======== Supplied data

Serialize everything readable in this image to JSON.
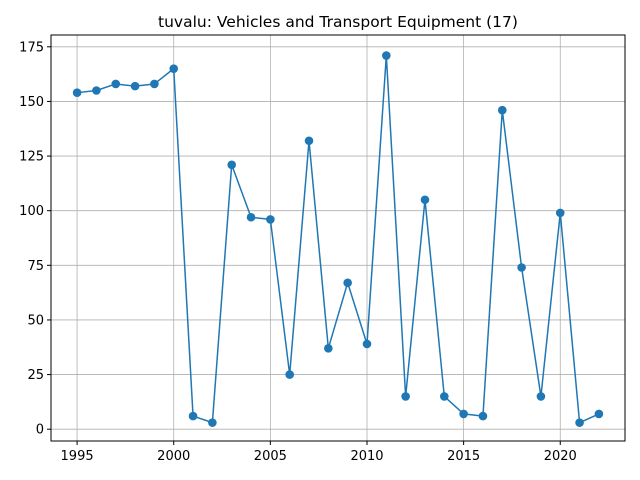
{
  "chart_data": {
    "type": "line",
    "title": "tuvalu: Vehicles and Transport Equipment (17)",
    "xlabel": "",
    "ylabel": "",
    "xlim": [
      1993.65,
      2023.35
    ],
    "ylim": [
      -5.4,
      180.4
    ],
    "grid": true,
    "xticks": [
      1995,
      2000,
      2005,
      2010,
      2015,
      2020
    ],
    "yticks": [
      0,
      25,
      50,
      75,
      100,
      125,
      150,
      175
    ],
    "series": [
      {
        "color": "#1f77b4",
        "marker": "circle",
        "x": [
          1995,
          1996,
          1997,
          1998,
          1999,
          2000,
          2001,
          2002,
          2003,
          2004,
          2005,
          2006,
          2007,
          2008,
          2009,
          2010,
          2011,
          2012,
          2013,
          2014,
          2015,
          2016,
          2017,
          2018,
          2019,
          2020,
          2021,
          2022
        ],
        "y": [
          154,
          155,
          158,
          157,
          158,
          165,
          6,
          3,
          121,
          97,
          96,
          25,
          132,
          37,
          67,
          39,
          171,
          15,
          105,
          15,
          7,
          6,
          146,
          74,
          15,
          99,
          3,
          7
        ]
      }
    ]
  }
}
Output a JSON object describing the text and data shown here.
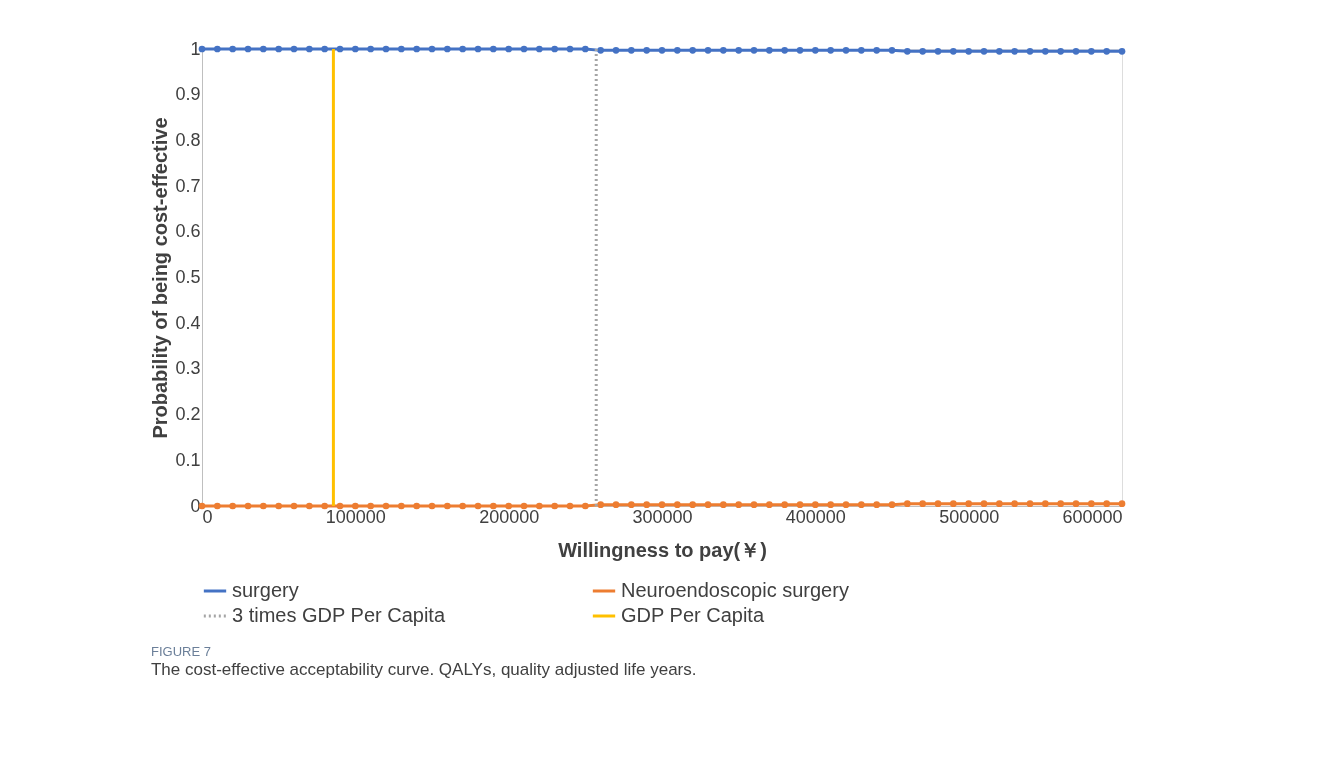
{
  "chart_data": {
    "type": "line",
    "xlabel": "Willingness to pay(￥)",
    "ylabel": "Probability of being cost-effective",
    "x": [
      0,
      10000,
      20000,
      30000,
      40000,
      50000,
      60000,
      70000,
      80000,
      90000,
      100000,
      110000,
      120000,
      130000,
      140000,
      150000,
      160000,
      170000,
      180000,
      190000,
      200000,
      210000,
      220000,
      230000,
      240000,
      250000,
      260000,
      270000,
      280000,
      290000,
      300000,
      310000,
      320000,
      330000,
      340000,
      350000,
      360000,
      370000,
      380000,
      390000,
      400000,
      410000,
      420000,
      430000,
      440000,
      450000,
      460000,
      470000,
      480000,
      490000,
      500000,
      510000,
      520000,
      530000,
      540000,
      550000,
      560000,
      570000,
      580000,
      590000,
      600000
    ],
    "series": [
      {
        "name": "surgery",
        "color": "#4472c4",
        "values": [
          1,
          1,
          1,
          1,
          1,
          1,
          1,
          1,
          1,
          1,
          1,
          1,
          1,
          1,
          1,
          1,
          1,
          1,
          1,
          1,
          1,
          1,
          1,
          1,
          1,
          1,
          0.997,
          0.997,
          0.997,
          0.997,
          0.997,
          0.997,
          0.997,
          0.997,
          0.997,
          0.997,
          0.997,
          0.997,
          0.997,
          0.997,
          0.997,
          0.997,
          0.997,
          0.997,
          0.997,
          0.997,
          0.995,
          0.995,
          0.995,
          0.995,
          0.995,
          0.995,
          0.995,
          0.995,
          0.995,
          0.995,
          0.995,
          0.995,
          0.995,
          0.995,
          0.995
        ]
      },
      {
        "name": "Neuroendoscopic surgery",
        "color": "#ed7d31",
        "values": [
          0,
          0,
          0,
          0,
          0,
          0,
          0,
          0,
          0,
          0,
          0,
          0,
          0,
          0,
          0,
          0,
          0,
          0,
          0,
          0,
          0,
          0,
          0,
          0,
          0,
          0,
          0.003,
          0.003,
          0.003,
          0.003,
          0.003,
          0.003,
          0.003,
          0.003,
          0.003,
          0.003,
          0.003,
          0.003,
          0.003,
          0.003,
          0.003,
          0.003,
          0.003,
          0.003,
          0.003,
          0.003,
          0.005,
          0.005,
          0.005,
          0.005,
          0.005,
          0.005,
          0.005,
          0.005,
          0.005,
          0.005,
          0.005,
          0.005,
          0.005,
          0.005,
          0.005
        ]
      }
    ],
    "ref_lines": [
      {
        "axis": "x",
        "value": 257100,
        "label": "3 times GDP Per Capita",
        "color": "#a5a5a5",
        "line_style": "dotted"
      },
      {
        "axis": "x",
        "value": 85700,
        "label": "GDP Per Capita",
        "color": "#ffc000",
        "line_style": "solid"
      }
    ],
    "xlim": [
      0,
      600000
    ],
    "xticks": [
      0,
      100000,
      200000,
      300000,
      400000,
      500000,
      600000
    ],
    "ylim": [
      0,
      1
    ],
    "yticks": [
      0,
      0.1,
      0.2,
      0.3,
      0.4,
      0.5,
      0.6,
      0.7,
      0.8,
      0.9,
      1
    ],
    "grid": false,
    "legend": "bottom",
    "marker": "circle",
    "line_style": "solid",
    "annotations": [
      "FIGURE 7",
      "The cost-effective acceptability curve. QALYs, quality adjusted life years."
    ]
  }
}
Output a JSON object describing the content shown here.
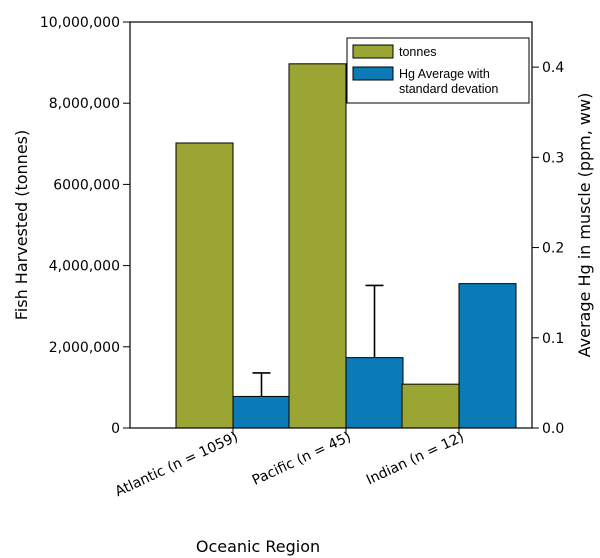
{
  "chart_data": {
    "type": "bar",
    "categories": [
      "Atlantic (n = 1059)",
      "Pacific (n = 45)",
      "Indian (n = 12)"
    ],
    "xlabel": "Oceanic Region",
    "ylabel": "Fish Harvested (tonnes)",
    "y2label": "Average Hg in muscle (ppm, ww)",
    "ylim": [
      0,
      10000000
    ],
    "y2lim": [
      0,
      0.45
    ],
    "yticks": [
      0,
      2000000,
      4000000,
      6000000,
      8000000,
      10000000
    ],
    "yticklabels": [
      "0",
      "2,000,000",
      "4,000,000",
      "6000,000",
      "8,000,000",
      "10,000,000"
    ],
    "y2ticks": [
      0,
      0.1,
      0.2,
      0.3,
      0.4
    ],
    "y2ticklabels": [
      "0.0",
      "0.1",
      "0.2",
      "0.3",
      "0.4"
    ],
    "series": [
      {
        "name": "tonnes",
        "axis": "left",
        "color": "#9aa533",
        "values": [
          7020000,
          8970000,
          1080000
        ]
      },
      {
        "name": "Hg Average with standard devation",
        "axis": "right",
        "color": "#0a7bb7",
        "values": [
          0.035,
          0.078,
          0.16
        ],
        "error": [
          0.026,
          0.08,
          null
        ]
      }
    ],
    "legend": {
      "position": "top-right",
      "entries": [
        {
          "label_lines": [
            "tonnes"
          ],
          "color": "#9aa533"
        },
        {
          "label_lines": [
            "Hg Average with",
            "standard devation"
          ],
          "color": "#0a7bb7"
        }
      ]
    },
    "grid": false
  }
}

================

The exercise: State the number of lines in this listing that contain the string "devation", and add nothing else.

Written solution: 2